Giving up a long-term dietary staple like meat does not, however, have to be an overnight decision. Becoming a flexitarian or part-time plant eater enables veggie-curious individuals to test drive the lifestyle so they can determine what they think really think about it before they commit for the long haul. If you’re still not quite sure what some of the top advantages of taking this route really are, here are a few points for your consideration:


Perhaps there is absolutely no question in your mind that you love the flavor and texture of meat, but the very nature of factory farming leaves a bitter taste in your mouth. The industry as a whole places a huge burden on our ecosystem, not just in terms of resource consumption but also due to the massive volumes of waste and agricultural chemicals that pollute our environment.


If ethics are on your radar -- specifically with regard to the inhumane treatment that conventionally raised factory farmed animals regularly receive -- dining more frequently on plant based foods could conceivably help you to ease your conscience. It is somewhat naïve to think that your twice-weekly commitment to pasta and bean burritos will put a major dent into the system, but whether you go full-veggie, choose to purchase organic, humanely raised meat, or find a comfort zone somewhere in the middle, until the conventional meat production system is entirely revamped, the industry will continue to treat animals like commodities. Even if you pass on meat a few days a week, that is one small yet notable thing that you can do to take a stand.


Becoming a flexitarian enables you to do something on behalf of planet. Recycling is great, but if all of us – every single person on the planet -- took a once-a-week vacation from meat, we would effectively force the meat industry to cut back on the volume of animal-based products that they generate.


That, in turn, would reduce the amount of greenhouse gases that are generated during the crop cultivation, animal rearing and shipping processes. Now imagine if this dietary habit became a twice-a-week deal…or even three times? Small changes when adopted by the masses end up generating a measurable impact. Above all else, you might just decide that this lifestyle adjustment helps you to prove that you’re not just talking the talk when you claim to be living a greener lifestyle – you're actually making it happen through regular actions.

* _Work to complete_
Please sum up the text on part-time plant eating in two sentences.

* _Records provided_

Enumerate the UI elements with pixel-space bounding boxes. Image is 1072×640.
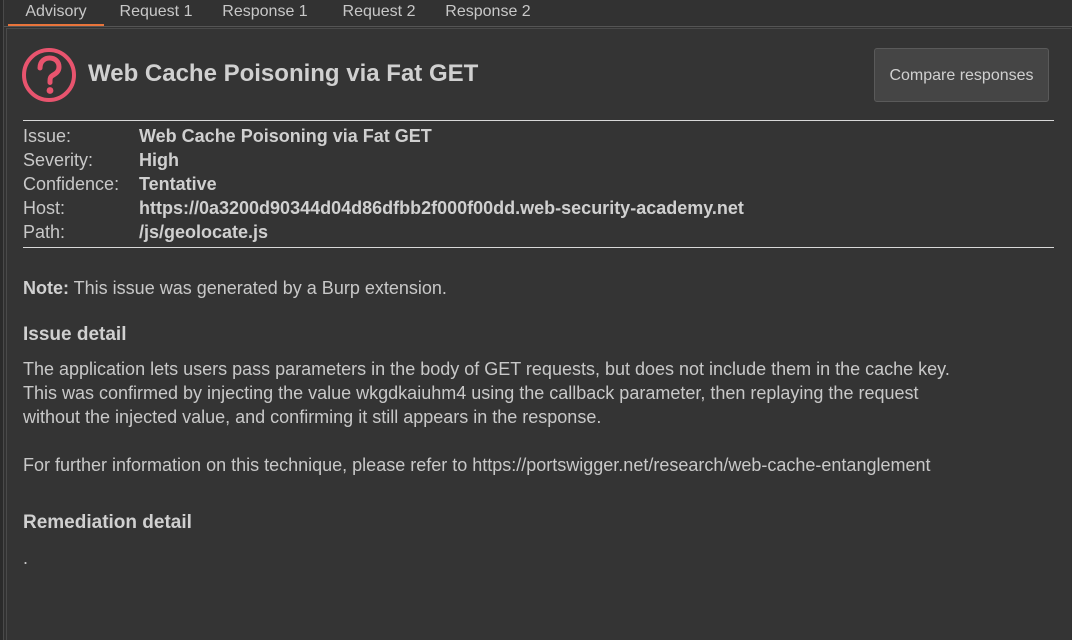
tab-response-2[interactable]: Response 2 xyxy=(435,0,541,25)
remediation-detail-text: . xyxy=(23,548,29,568)
tab-advisory[interactable]: Advisory xyxy=(8,0,104,26)
meta-label: Confidence: xyxy=(23,174,120,194)
meta-value: Tentative xyxy=(139,174,217,194)
note-label: Note: xyxy=(23,278,69,298)
bottom-divider xyxy=(23,247,1054,248)
page-title: Web Cache Poisoning via Fat GET xyxy=(88,60,479,87)
tab-bar: Advisory Request 1 Response 1 Request 2 … xyxy=(4,0,1072,27)
note-text: This issue was generated by a Burp exten… xyxy=(69,278,447,298)
question-circle-icon xyxy=(22,48,76,102)
tab-request-1[interactable]: Request 1 xyxy=(108,0,204,25)
meta-value: Web Cache Poisoning via Fat GET xyxy=(139,126,432,146)
issue-detail-line: This was confirmed by injecting the valu… xyxy=(23,383,919,403)
issue-detail-line: without the injected value, and confirmi… xyxy=(23,407,602,427)
issue-detail-heading: Issue detail xyxy=(23,324,127,345)
meta-value: /js/geolocate.js xyxy=(139,222,269,242)
meta-value[interactable]: https://0a3200d90344d04d86dfbb2f000f00dd… xyxy=(139,196,744,220)
meta-label: Host: xyxy=(23,198,66,218)
tab-request-2[interactable]: Request 2 xyxy=(331,0,427,25)
meta-value: High xyxy=(139,150,179,170)
remediation-detail-heading: Remediation detail xyxy=(23,512,192,533)
issue-detail-line: The application lets users pass paramete… xyxy=(23,359,950,379)
tab-response-1[interactable]: Response 1 xyxy=(212,0,318,25)
left-rail xyxy=(0,0,4,640)
meta-label: Severity: xyxy=(23,150,94,170)
compare-responses-button[interactable]: Compare responses xyxy=(874,48,1049,102)
further-info-text: For further information on this techniqu… xyxy=(23,455,931,475)
top-divider xyxy=(23,120,1054,121)
note-line: Note: This issue was generated by a Burp… xyxy=(23,276,447,300)
meta-label: Issue: xyxy=(23,126,72,146)
advisory-window: Advisory Request 1 Response 1 Request 2 … xyxy=(0,0,1072,640)
meta-label: Path: xyxy=(23,222,66,242)
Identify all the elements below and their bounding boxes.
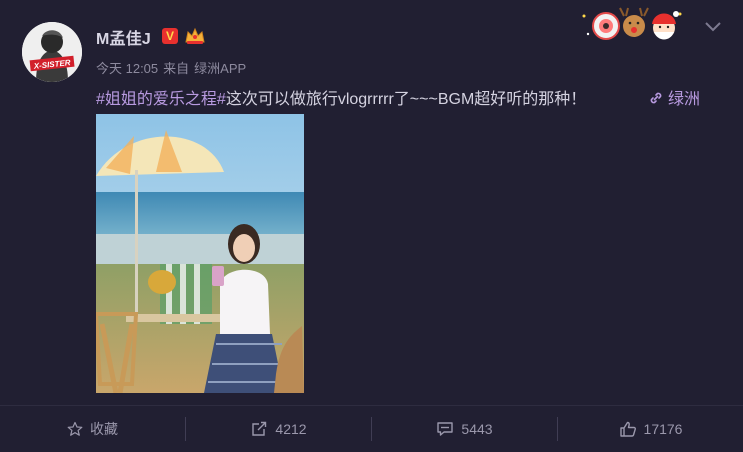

* _Answer for the task_
Becoming a flexitarian lets people who are curious about a plant-based diet try it part-time before committing, rather than giving up meat overnight. Because factory farming burdens the environment and treats animals as commodities, skipping meat a few days a week is a small way to take a stand, and if everyone did it even once a week, the meat industry would have to cut production, which would reduce greenhouse gases.